▶ Directions
Your answer should be a single number: the count of lines that include the word "radiation".
---------- Data extract ----------
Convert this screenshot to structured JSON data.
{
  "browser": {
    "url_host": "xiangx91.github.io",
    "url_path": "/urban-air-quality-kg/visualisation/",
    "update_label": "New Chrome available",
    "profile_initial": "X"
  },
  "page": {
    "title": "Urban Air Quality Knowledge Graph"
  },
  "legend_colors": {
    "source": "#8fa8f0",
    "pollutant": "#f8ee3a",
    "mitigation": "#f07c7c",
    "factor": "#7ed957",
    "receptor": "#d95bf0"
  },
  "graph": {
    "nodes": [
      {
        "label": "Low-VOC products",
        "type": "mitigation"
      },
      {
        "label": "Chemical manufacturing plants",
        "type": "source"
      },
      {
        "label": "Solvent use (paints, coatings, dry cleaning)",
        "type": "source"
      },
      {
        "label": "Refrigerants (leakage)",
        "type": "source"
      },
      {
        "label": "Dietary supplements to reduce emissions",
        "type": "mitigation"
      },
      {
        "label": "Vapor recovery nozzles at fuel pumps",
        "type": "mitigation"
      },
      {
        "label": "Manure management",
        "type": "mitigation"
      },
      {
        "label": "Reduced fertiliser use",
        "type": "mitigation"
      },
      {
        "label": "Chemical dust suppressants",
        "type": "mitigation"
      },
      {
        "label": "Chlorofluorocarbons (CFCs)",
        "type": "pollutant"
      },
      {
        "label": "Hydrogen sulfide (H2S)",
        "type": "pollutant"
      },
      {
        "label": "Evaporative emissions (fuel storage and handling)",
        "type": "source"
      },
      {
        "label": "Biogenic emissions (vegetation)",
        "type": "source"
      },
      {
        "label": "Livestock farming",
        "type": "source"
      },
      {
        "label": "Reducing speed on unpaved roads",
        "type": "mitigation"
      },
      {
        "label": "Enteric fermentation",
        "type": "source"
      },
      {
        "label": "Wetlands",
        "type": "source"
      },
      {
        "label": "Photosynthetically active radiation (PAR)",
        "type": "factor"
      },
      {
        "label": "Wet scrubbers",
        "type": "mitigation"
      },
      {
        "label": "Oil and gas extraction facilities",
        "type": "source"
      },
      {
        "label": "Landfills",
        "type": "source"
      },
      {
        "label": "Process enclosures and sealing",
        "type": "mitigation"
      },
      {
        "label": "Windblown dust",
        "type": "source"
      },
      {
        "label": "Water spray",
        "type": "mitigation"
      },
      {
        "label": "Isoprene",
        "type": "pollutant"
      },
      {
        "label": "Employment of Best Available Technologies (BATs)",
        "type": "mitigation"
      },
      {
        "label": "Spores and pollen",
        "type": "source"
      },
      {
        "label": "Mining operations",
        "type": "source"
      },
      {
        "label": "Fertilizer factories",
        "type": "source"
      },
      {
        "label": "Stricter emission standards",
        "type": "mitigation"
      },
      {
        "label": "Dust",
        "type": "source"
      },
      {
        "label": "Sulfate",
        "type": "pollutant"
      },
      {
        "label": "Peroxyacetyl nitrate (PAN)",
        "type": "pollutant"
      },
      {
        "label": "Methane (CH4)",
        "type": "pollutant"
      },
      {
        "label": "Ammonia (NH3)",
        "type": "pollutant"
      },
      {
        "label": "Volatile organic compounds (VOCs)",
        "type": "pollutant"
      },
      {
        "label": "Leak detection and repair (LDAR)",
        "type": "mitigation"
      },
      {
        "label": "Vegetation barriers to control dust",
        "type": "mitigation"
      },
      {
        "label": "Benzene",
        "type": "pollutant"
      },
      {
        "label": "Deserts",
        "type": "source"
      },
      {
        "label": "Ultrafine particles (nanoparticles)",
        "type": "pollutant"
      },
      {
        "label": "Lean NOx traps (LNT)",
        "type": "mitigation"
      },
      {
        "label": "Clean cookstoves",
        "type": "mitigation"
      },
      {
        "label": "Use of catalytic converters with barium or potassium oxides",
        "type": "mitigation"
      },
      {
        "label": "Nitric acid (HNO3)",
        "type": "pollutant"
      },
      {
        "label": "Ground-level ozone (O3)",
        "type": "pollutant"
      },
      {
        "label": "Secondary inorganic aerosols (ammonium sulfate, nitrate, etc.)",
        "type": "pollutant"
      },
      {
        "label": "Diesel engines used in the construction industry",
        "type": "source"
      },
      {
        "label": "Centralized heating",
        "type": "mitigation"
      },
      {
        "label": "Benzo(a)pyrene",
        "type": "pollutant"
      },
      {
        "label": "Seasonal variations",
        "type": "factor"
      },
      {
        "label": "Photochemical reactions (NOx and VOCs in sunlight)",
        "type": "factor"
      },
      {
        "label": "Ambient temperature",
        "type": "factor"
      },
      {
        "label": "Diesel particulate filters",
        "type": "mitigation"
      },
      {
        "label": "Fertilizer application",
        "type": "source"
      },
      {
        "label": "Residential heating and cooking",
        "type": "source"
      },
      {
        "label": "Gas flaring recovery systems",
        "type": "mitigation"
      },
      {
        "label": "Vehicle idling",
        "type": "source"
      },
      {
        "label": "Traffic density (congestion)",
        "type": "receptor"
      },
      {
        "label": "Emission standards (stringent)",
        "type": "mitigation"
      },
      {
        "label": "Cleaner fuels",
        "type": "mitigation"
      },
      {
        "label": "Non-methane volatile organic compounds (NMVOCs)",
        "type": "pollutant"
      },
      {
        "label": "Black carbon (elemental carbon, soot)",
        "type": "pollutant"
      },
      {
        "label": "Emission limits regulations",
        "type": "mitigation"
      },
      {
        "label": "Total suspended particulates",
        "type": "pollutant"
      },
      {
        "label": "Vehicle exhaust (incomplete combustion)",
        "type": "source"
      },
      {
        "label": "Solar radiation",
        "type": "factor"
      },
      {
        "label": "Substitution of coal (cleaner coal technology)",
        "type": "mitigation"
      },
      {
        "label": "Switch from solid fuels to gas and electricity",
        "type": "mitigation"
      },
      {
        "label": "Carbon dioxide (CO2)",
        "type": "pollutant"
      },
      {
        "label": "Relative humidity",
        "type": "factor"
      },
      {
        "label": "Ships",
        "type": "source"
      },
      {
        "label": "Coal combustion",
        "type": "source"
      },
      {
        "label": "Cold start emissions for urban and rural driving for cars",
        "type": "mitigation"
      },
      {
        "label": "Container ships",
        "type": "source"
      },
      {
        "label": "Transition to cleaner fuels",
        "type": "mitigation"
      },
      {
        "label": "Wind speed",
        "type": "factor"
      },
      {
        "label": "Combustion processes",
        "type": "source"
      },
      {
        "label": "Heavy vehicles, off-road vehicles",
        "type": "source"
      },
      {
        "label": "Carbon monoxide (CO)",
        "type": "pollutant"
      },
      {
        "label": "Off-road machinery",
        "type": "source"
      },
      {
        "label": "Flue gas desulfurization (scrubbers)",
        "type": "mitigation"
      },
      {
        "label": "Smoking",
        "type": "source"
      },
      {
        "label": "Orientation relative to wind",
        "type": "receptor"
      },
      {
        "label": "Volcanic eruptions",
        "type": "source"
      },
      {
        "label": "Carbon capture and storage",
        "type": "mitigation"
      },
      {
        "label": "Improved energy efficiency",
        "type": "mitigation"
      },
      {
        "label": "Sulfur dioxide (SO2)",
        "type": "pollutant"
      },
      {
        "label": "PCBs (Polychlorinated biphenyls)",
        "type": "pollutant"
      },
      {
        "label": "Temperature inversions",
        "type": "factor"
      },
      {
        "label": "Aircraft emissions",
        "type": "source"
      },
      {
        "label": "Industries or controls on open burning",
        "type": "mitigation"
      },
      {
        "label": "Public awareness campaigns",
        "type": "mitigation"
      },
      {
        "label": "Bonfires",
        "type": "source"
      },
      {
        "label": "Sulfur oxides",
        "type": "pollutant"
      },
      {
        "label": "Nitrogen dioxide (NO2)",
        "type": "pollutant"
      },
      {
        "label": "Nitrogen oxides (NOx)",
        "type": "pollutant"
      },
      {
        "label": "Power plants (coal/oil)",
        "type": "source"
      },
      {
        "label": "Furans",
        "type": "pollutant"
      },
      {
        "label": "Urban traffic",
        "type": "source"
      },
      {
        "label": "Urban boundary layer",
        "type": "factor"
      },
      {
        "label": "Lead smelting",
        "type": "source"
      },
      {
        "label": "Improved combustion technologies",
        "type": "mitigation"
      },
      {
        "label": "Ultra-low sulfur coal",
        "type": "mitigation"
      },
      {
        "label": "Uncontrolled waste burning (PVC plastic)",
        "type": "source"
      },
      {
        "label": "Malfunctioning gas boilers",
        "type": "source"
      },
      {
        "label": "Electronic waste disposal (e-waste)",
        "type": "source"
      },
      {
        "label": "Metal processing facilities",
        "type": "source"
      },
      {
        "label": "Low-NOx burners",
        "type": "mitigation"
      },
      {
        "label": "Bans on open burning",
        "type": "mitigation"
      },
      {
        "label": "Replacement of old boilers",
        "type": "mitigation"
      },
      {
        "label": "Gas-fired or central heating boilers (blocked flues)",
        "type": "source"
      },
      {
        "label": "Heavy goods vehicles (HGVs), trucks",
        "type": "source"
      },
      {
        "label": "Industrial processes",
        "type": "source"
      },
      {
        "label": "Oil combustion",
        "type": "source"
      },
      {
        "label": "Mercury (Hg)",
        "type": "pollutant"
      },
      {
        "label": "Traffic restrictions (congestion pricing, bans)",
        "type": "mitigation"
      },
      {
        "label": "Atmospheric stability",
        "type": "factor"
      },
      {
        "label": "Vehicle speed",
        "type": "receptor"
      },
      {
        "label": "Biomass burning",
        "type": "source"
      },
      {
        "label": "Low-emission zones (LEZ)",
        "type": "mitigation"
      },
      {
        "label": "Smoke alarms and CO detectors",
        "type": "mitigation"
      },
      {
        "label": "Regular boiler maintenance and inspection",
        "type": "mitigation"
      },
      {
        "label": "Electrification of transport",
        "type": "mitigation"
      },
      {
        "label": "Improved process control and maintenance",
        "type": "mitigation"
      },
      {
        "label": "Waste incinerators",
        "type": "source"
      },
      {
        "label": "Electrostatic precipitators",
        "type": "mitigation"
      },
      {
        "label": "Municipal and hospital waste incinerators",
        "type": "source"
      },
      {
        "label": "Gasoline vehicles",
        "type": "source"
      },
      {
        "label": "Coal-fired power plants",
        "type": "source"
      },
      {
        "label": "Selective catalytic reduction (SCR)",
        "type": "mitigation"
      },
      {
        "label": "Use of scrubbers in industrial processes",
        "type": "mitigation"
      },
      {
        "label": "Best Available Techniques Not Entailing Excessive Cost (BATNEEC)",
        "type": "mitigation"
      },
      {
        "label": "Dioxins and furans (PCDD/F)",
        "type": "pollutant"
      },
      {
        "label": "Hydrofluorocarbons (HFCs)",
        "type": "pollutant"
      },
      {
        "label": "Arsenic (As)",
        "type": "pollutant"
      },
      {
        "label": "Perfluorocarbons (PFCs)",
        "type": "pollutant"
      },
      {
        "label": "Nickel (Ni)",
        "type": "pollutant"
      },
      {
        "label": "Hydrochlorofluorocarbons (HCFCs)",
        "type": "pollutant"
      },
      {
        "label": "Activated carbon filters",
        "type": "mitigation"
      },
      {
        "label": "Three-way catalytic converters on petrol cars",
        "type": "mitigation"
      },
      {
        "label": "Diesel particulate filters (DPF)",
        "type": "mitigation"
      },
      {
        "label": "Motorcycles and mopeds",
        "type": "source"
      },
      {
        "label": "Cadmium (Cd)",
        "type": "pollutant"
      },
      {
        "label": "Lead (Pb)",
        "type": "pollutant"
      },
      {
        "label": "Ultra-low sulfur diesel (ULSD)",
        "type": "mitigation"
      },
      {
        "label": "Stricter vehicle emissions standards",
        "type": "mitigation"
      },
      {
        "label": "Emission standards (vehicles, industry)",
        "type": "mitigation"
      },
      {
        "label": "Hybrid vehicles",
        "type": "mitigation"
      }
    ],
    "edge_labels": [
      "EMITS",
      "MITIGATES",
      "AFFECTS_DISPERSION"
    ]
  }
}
----------
▶ Answer in full
2